Hi All: We have seen many PBX NAT?ed behind a Firewall that does not do the Sip ALG correctly. Most cases putting the Private IP in the Contact header and the ACME responds back to the Private IP. Example call inbound to the PBX, the PBX sends a 200 OK (as call is answered) with a Private IP in the contact header. ACME sends the ACK back to the Private IP blackholing it. I have seen SBC?s that do adjust to the Layer 3 IP:port if they notice Private IPs in the SIP signaling. Is there a setting on ACME to do that? Thx, UK

On 06/08/2011 11:36 PM, Ujjval Karihaloo wrote:
I have seen SBC?s that do adjust to the Layer 3 IP:port if they notice Private IPs in the SIP signaling. Is there a setting on ACME to do that?
Yes, although I do not know what it is offhand. But we have worked with providers who set theirs to do that for customers of ours. It is the standard far-end NAT traversal technique. -- Alex Balashov - Principal Evariste Systems LLC 260 Peachtree Street NW Suite 2200 Atlanta, GA 30303 Tel: +1-678-954-0670 Fax: +1-404-961-1892 Web: http://www.evaristesys.com/

On 6/8/11 11:36 PM, Ujjval Karihaloo wrote:
Hi All:
We have seen many PBX NAT?ed behind a Firewall that does not do the Sip ALG correctly. Most cases putting the Private IP in the Contact header and the ACME responds back to the Private IP.
Example call inbound to the PBX, the PBX sends a 200 OK (as call is answered) with a Private IP in the contact header. ACME sends the ACK back to the Private IP blackholing it.
I have seen SBC?s that do adjust to the Layer 3 IP:port if they notice Private IPs in the SIP signaling. Is there a setting on ACME to do that?

▶ [YOUR INSTRUCTIONS] For each statement, say yes or no depending on whether the SIP NAT thread supports it, and quote the deciding words: (a) In the inbound call example, the PBX answers with a 200 OK that carries a Private IP in the contact header. (b) The reply names the ACME setting that adjusts to the Layer 3 IP:port. (c) The reply calls adjusting to the Layer 3 IP:port the standard far-end NAT traversal technique. The listing that comes next is drawn from a separate source.

Document layout analysis data
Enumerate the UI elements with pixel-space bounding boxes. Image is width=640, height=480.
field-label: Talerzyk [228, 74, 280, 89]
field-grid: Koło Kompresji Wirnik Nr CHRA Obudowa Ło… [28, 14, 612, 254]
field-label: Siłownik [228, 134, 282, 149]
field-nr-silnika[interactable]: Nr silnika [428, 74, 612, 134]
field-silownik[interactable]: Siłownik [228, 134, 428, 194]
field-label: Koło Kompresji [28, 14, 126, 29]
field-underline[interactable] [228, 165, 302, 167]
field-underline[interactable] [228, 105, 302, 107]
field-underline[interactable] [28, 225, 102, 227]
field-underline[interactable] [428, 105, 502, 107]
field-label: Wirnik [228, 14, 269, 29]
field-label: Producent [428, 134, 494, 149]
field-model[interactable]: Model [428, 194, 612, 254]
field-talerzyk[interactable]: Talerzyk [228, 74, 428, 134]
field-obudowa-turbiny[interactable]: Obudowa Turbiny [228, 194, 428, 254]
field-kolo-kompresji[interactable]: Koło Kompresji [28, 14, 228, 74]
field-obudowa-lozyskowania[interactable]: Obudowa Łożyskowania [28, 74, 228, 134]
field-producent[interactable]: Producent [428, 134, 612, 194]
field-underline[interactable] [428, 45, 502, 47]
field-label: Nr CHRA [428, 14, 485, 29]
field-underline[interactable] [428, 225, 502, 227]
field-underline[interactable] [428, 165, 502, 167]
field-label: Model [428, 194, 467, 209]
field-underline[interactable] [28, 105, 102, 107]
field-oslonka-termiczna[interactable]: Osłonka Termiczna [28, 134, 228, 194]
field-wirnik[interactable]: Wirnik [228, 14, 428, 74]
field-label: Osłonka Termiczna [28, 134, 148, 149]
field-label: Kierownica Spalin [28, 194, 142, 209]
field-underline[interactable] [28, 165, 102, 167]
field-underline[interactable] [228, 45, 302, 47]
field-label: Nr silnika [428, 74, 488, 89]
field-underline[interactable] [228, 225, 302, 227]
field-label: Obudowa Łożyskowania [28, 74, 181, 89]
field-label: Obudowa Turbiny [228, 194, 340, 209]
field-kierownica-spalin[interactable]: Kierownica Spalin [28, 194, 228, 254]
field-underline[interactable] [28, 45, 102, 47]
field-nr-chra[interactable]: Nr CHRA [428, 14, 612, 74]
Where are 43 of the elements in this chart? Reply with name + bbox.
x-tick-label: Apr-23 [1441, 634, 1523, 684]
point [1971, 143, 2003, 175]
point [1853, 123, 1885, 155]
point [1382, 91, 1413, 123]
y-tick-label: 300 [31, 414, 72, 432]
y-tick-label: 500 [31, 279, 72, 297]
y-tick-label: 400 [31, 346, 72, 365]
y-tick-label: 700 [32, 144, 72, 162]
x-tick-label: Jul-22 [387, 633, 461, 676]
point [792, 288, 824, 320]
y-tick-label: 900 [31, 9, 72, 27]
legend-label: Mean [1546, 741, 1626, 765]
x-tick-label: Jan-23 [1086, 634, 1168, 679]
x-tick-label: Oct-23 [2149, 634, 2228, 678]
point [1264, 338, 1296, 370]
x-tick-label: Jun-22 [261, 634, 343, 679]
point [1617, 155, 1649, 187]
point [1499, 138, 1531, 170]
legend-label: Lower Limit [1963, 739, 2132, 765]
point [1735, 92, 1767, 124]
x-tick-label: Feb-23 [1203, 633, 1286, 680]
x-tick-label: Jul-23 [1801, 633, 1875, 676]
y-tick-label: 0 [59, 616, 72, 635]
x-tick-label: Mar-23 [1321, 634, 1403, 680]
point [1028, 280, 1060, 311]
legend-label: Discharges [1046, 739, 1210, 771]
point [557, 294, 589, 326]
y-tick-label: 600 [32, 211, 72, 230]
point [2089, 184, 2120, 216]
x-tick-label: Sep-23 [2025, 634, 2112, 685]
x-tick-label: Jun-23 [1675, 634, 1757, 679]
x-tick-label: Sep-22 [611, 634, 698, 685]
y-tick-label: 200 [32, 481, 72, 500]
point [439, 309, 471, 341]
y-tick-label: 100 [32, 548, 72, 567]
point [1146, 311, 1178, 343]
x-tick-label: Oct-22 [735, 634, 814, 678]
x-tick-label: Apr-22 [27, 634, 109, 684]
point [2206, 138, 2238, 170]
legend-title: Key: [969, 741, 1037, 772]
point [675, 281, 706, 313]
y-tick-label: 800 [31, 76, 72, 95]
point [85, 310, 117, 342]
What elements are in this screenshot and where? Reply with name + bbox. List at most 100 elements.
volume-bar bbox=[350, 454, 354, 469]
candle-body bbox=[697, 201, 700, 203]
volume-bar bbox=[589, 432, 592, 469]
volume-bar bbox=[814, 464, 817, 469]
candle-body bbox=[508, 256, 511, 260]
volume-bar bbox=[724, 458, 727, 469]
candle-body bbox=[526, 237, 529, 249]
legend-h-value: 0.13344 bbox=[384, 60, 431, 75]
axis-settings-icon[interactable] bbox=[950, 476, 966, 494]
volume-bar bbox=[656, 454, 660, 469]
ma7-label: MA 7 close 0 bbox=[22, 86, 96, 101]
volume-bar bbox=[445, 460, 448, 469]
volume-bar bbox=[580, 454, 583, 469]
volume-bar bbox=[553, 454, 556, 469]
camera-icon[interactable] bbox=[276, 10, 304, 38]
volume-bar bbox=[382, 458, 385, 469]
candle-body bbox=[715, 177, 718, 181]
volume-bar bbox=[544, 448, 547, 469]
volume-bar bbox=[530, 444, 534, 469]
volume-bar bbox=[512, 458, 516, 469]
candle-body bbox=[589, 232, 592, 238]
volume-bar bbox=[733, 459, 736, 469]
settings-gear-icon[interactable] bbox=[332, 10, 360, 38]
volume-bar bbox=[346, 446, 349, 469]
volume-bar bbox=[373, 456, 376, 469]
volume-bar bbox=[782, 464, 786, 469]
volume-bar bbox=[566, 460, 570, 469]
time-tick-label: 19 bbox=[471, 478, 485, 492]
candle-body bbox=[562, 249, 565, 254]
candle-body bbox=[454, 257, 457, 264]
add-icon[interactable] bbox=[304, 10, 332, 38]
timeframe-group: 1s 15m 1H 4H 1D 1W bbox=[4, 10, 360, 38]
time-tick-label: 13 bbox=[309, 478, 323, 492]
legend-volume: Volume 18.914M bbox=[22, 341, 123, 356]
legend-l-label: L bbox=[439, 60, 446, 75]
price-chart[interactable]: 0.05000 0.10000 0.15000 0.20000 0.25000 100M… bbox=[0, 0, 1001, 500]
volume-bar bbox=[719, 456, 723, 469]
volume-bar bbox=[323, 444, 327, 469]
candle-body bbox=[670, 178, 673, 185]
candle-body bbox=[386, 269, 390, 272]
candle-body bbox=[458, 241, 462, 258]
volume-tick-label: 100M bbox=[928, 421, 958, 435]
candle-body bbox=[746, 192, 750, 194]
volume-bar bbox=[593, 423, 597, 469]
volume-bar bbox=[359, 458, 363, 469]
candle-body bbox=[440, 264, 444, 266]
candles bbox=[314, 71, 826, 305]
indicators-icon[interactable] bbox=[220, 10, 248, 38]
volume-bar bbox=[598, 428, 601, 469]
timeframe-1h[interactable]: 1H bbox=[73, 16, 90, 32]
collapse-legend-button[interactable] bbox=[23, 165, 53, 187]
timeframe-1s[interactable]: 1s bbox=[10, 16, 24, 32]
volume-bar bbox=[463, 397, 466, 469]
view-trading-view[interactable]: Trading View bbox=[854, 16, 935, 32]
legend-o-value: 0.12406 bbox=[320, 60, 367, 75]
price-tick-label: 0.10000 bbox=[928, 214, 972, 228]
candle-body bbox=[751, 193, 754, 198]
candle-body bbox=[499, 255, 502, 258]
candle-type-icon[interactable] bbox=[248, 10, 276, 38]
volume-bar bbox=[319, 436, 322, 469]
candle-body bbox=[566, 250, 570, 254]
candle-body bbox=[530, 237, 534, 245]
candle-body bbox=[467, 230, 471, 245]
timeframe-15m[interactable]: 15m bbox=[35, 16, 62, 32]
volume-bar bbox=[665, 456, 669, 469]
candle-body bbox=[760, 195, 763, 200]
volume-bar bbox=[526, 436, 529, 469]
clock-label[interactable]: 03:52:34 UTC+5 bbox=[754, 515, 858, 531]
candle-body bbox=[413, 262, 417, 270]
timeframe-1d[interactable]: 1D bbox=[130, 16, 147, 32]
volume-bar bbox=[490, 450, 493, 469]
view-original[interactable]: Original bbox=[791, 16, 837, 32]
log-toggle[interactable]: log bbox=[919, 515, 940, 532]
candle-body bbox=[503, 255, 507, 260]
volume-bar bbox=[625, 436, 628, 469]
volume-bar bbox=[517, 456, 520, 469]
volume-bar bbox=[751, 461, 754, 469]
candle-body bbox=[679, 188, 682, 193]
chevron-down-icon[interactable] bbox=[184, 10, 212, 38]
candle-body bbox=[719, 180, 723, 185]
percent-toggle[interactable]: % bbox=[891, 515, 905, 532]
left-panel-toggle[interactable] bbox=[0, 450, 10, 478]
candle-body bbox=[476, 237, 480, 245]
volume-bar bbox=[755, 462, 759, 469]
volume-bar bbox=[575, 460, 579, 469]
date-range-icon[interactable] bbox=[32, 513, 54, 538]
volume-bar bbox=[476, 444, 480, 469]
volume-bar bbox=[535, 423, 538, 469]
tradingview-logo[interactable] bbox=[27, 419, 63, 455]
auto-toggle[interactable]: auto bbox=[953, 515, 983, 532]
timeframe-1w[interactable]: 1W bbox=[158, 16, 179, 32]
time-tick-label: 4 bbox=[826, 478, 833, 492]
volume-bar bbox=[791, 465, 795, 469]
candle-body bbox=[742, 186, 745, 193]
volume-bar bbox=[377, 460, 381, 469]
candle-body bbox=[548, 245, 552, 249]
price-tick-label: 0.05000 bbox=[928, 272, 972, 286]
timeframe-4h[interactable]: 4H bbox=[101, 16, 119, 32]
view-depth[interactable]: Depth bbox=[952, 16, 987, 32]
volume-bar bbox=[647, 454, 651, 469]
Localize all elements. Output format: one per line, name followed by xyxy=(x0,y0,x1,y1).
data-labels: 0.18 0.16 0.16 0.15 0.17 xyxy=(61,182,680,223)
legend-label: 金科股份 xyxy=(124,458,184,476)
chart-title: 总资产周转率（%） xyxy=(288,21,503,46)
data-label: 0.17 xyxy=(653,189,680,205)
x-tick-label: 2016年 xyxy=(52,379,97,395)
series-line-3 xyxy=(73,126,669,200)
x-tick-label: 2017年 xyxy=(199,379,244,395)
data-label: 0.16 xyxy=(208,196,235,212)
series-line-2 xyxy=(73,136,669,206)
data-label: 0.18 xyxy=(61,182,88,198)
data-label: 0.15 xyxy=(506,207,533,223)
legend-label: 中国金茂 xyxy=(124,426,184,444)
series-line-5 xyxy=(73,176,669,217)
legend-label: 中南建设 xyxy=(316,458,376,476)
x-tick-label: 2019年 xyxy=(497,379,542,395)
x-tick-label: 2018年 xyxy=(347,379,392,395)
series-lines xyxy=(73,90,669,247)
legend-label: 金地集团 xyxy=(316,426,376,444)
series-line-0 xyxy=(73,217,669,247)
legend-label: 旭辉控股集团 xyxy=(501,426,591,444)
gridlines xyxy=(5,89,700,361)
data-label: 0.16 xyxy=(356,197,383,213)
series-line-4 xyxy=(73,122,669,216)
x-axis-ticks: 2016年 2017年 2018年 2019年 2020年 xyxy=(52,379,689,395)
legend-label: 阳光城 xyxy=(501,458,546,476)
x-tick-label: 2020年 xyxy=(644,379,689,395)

▶ [ANSWER BELOW]
(a) Yes: "the PBX sends a 200 OK (as call is answered) with a Private IP in the contact header."
(b) No: "Yes, although I do not know what it is offhand."
(c) Yes: "It is the standard far-end NAT traversal technique."